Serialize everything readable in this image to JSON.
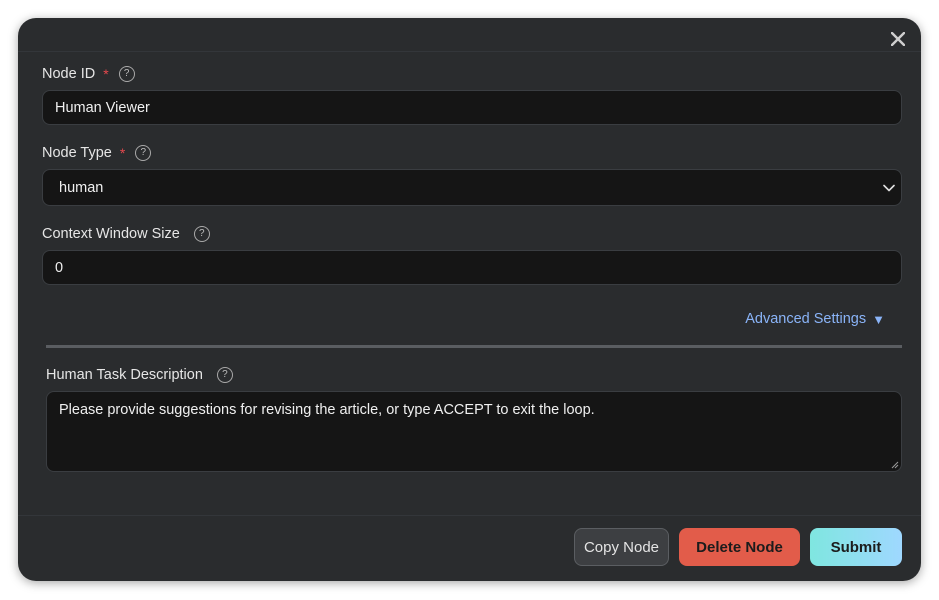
{
  "dialog": {
    "close_icon": "close-icon"
  },
  "fields": {
    "node_id": {
      "label": "Node ID",
      "required_mark": "*",
      "help": "?",
      "value": "Human Viewer"
    },
    "node_type": {
      "label": "Node Type",
      "required_mark": "*",
      "help": "?",
      "selected": "human"
    },
    "context_window": {
      "label": "Context Window Size",
      "help": "?",
      "value": "0"
    },
    "advanced": {
      "label": "Advanced Settings",
      "toggle_glyph": "▼"
    },
    "human_task": {
      "label": "Human Task Description",
      "help": "?",
      "value": "Please provide suggestions for revising the article, or type ACCEPT to exit the loop."
    }
  },
  "footer": {
    "copy_label": "Copy Node",
    "delete_label": "Delete Node",
    "submit_label": "Submit"
  },
  "colors": {
    "modal_bg": "#2a2c2e",
    "input_bg": "#151515",
    "link": "#8ab4f8",
    "required": "#e5484d",
    "delete": "#e25c4a",
    "submit_from": "#7fe6e0",
    "submit_to": "#9fd8ff"
  }
}
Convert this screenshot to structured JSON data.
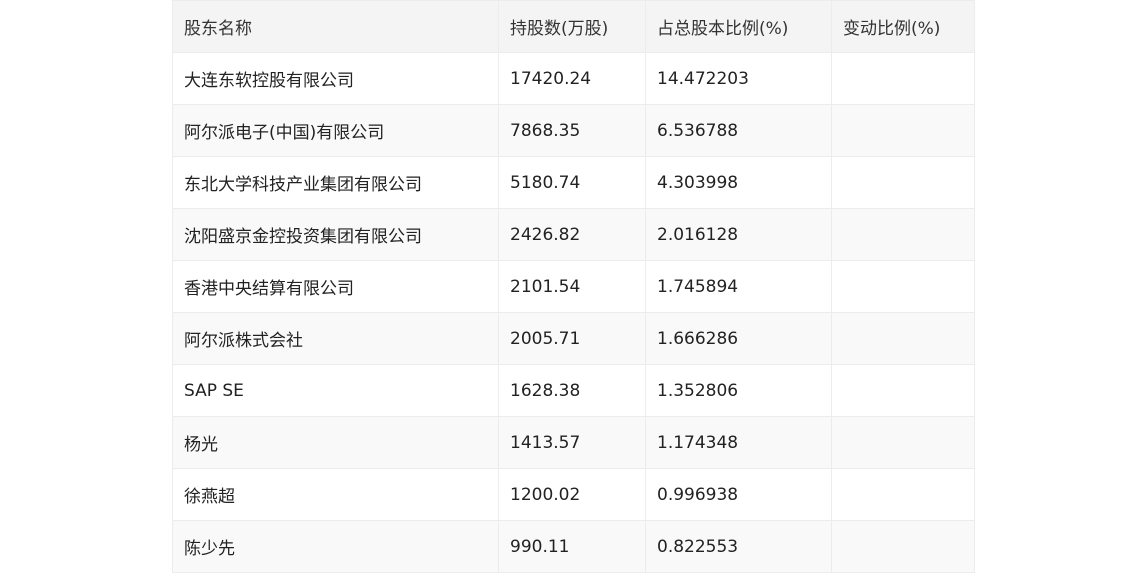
{
  "table": {
    "headers": [
      "股东名称",
      "持股数(万股)",
      "占总股本比例(%)",
      "变动比例(%)"
    ],
    "rows": [
      [
        "大连东软控股有限公司",
        "17420.24",
        "14.472203",
        ""
      ],
      [
        "阿尔派电子(中国)有限公司",
        "7868.35",
        "6.536788",
        ""
      ],
      [
        "东北大学科技产业集团有限公司",
        "5180.74",
        "4.303998",
        ""
      ],
      [
        "沈阳盛京金控投资集团有限公司",
        "2426.82",
        "2.016128",
        ""
      ],
      [
        "香港中央结算有限公司",
        "2101.54",
        "1.745894",
        ""
      ],
      [
        "阿尔派株式会社",
        "2005.71",
        "1.666286",
        ""
      ],
      [
        "SAP SE",
        "1628.38",
        "1.352806",
        ""
      ],
      [
        "杨光",
        "1413.57",
        "1.174348",
        ""
      ],
      [
        "徐燕超",
        "1200.02",
        "0.996938",
        ""
      ],
      [
        "陈少先",
        "990.11",
        "0.822553",
        ""
      ]
    ]
  }
}
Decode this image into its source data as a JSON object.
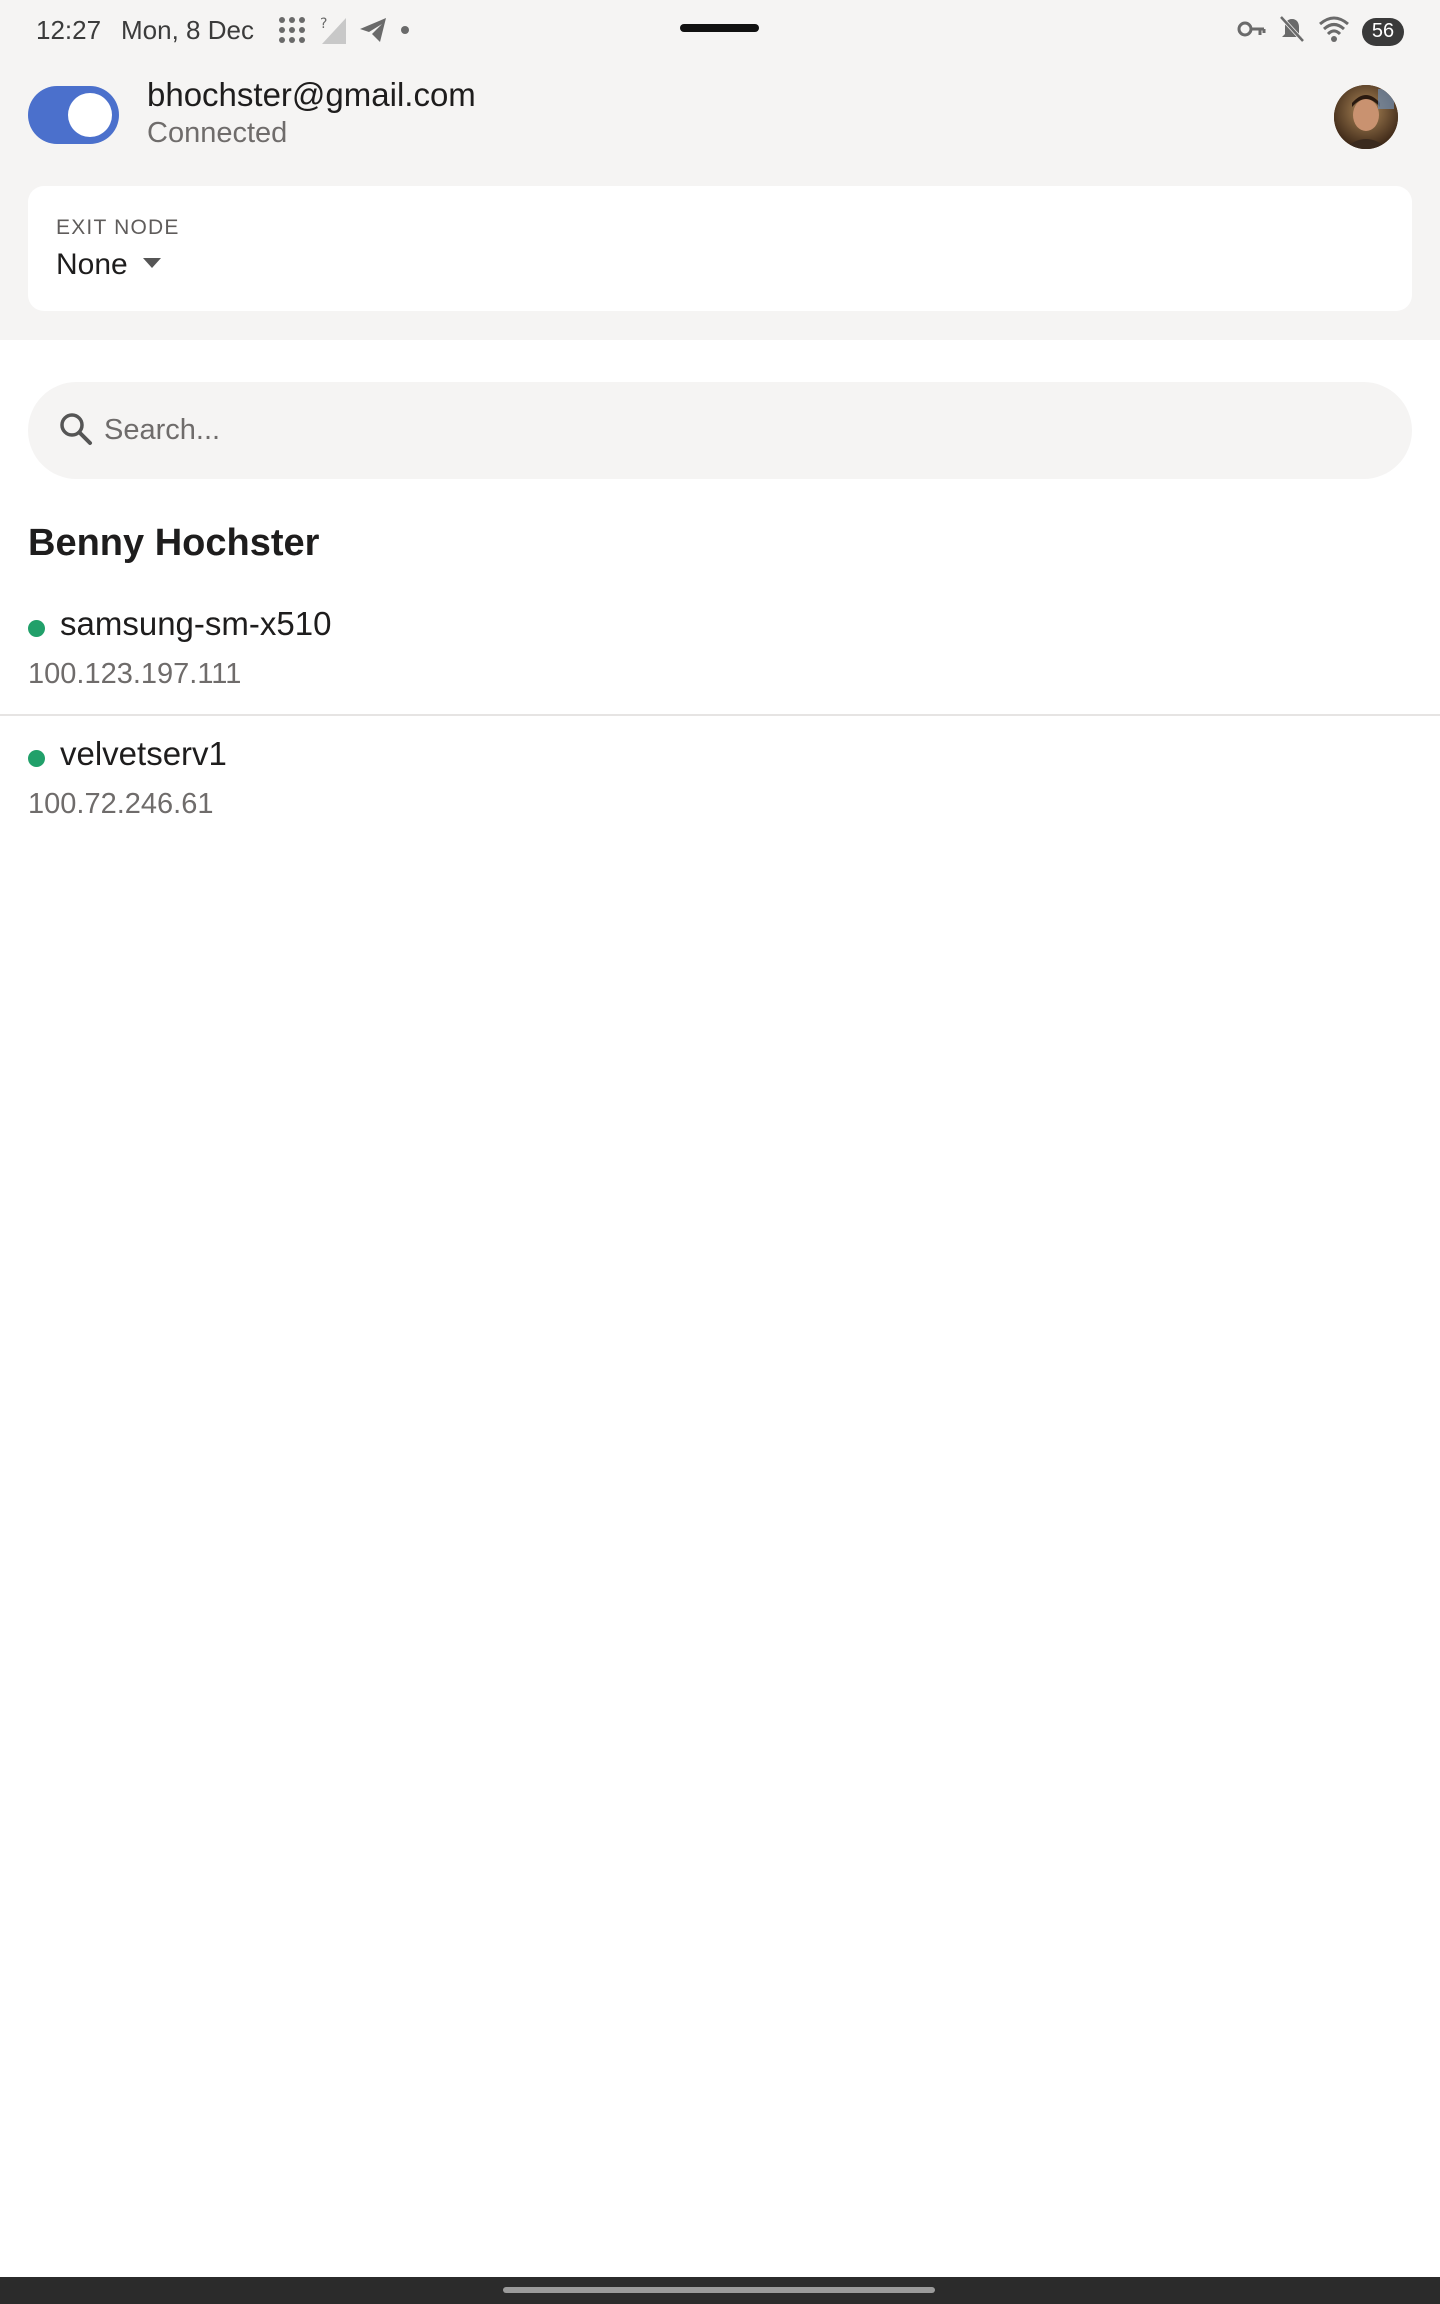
{
  "status_bar": {
    "time": "12:27",
    "date": "Mon, 8 Dec",
    "battery": "56",
    "icons_left": [
      "app-grid-icon",
      "signal-unknown-icon",
      "telegram-icon",
      "dot-icon"
    ],
    "icons_right": [
      "vpn-key-icon",
      "mute-icon",
      "wifi-icon",
      "battery-icon"
    ]
  },
  "account": {
    "vpn_enabled": true,
    "email": "bhochster@gmail.com",
    "status": "Connected"
  },
  "exit_node": {
    "label": "EXIT NODE",
    "value": "None"
  },
  "search": {
    "placeholder": "Search...",
    "value": ""
  },
  "peers": {
    "owner": "Benny Hochster",
    "items": [
      {
        "name": "samsung-sm-x510",
        "ip": "100.123.197.111",
        "online": true
      },
      {
        "name": "velvetserv1",
        "ip": "100.72.246.61",
        "online": true
      }
    ]
  },
  "colors": {
    "accent": "#4b70cc",
    "online": "#21a06a",
    "header_bg": "#f5f4f3"
  }
}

**********

THE TASK — Make an exact copy of the data, leaving its pictures out.

RESULT —
Serialize everything readable in this image to JSON.
{
  "dialog": {
    "close_icon": "close-icon"
  },
  "fields": {
    "node_id": {
      "label": "Node ID",
      "required_mark": "*",
      "help": "?",
      "value": "Human Viewer"
    },
    "node_type": {
      "label": "Node Type",
      "required_mark": "*",
      "help": "?",
      "selected": "human"
    },
    "context_window": {
      "label": "Context Window Size",
      "help": "?",
      "value": "0"
    },
    "advanced": {
      "label": "Advanced Settings",
      "toggle_glyph": "▼"
    },
    "human_task": {
      "label": "Human Task Description",
      "help": "?",
      "value": "Please provide suggestions for revising the article, or type ACCEPT to exit the loop."
    }
  },
  "footer": {
    "copy_label": "Copy Node",
    "delete_label": "Delete Node",
    "submit_label": "Submit"
  },
  "colors": {
    "modal_bg": "#2a2c2e",
    "input_bg": "#151515",
    "link": "#8ab4f8",
    "required": "#e5484d",
    "delete": "#e25c4a",
    "submit_from": "#7fe6e0",
    "submit_to": "#9fd8ff"
  }
}
Convert this screenshot to structured JSON data.
{
  "table": {
    "headers": [
      "股东名称",
      "持股数(万股)",
      "占总股本比例(%)",
      "变动比例(%)"
    ],
    "rows": [
      [
        "大连东软控股有限公司",
        "17420.24",
        "14.472203",
        ""
      ],
      [
        "阿尔派电子(中国)有限公司",
        "7868.35",
        "6.536788",
        ""
      ],
      [
        "东北大学科技产业集团有限公司",
        "5180.74",
        "4.303998",
        ""
      ],
      [
        "沈阳盛京金控投资集团有限公司",
        "2426.82",
        "2.016128",
        ""
      ],
      [
        "香港中央结算有限公司",
        "2101.54",
        "1.745894",
        ""
      ],
      [
        "阿尔派株式会社",
        "2005.71",
        "1.666286",
        ""
      ],
      [
        "SAP SE",
        "1628.38",
        "1.352806",
        ""
      ],
      [
        "杨光",
        "1413.57",
        "1.174348",
        ""
      ],
      [
        "徐燕超",
        "1200.02",
        "0.996938",
        ""
      ],
      [
        "陈少先",
        "990.11",
        "0.822553",
        ""
      ]
    ]
  }
}
Decode this image into its source data as a JSON object.
{
  "status_bar": {
    "time": "12:27",
    "date": "Mon, 8 Dec",
    "battery": "56",
    "icons_left": [
      "app-grid-icon",
      "signal-unknown-icon",
      "telegram-icon",
      "dot-icon"
    ],
    "icons_right": [
      "vpn-key-icon",
      "mute-icon",
      "wifi-icon",
      "battery-icon"
    ]
  },
  "account": {
    "vpn_enabled": true,
    "email": "bhochster@gmail.com",
    "status": "Connected"
  },
  "exit_node": {
    "label": "EXIT NODE",
    "value": "None"
  },
  "search": {
    "placeholder": "Search...",
    "value": ""
  },
  "peers": {
    "owner": "Benny Hochster",
    "items": [
      {
        "name": "samsung-sm-x510",
        "ip": "100.123.197.111",
        "online": true
      },
      {
        "name": "velvetserv1",
        "ip": "100.72.246.61",
        "online": true
      }
    ]
  },
  "colors": {
    "accent": "#4b70cc",
    "online": "#21a06a",
    "header_bg": "#f5f4f3"
  }
}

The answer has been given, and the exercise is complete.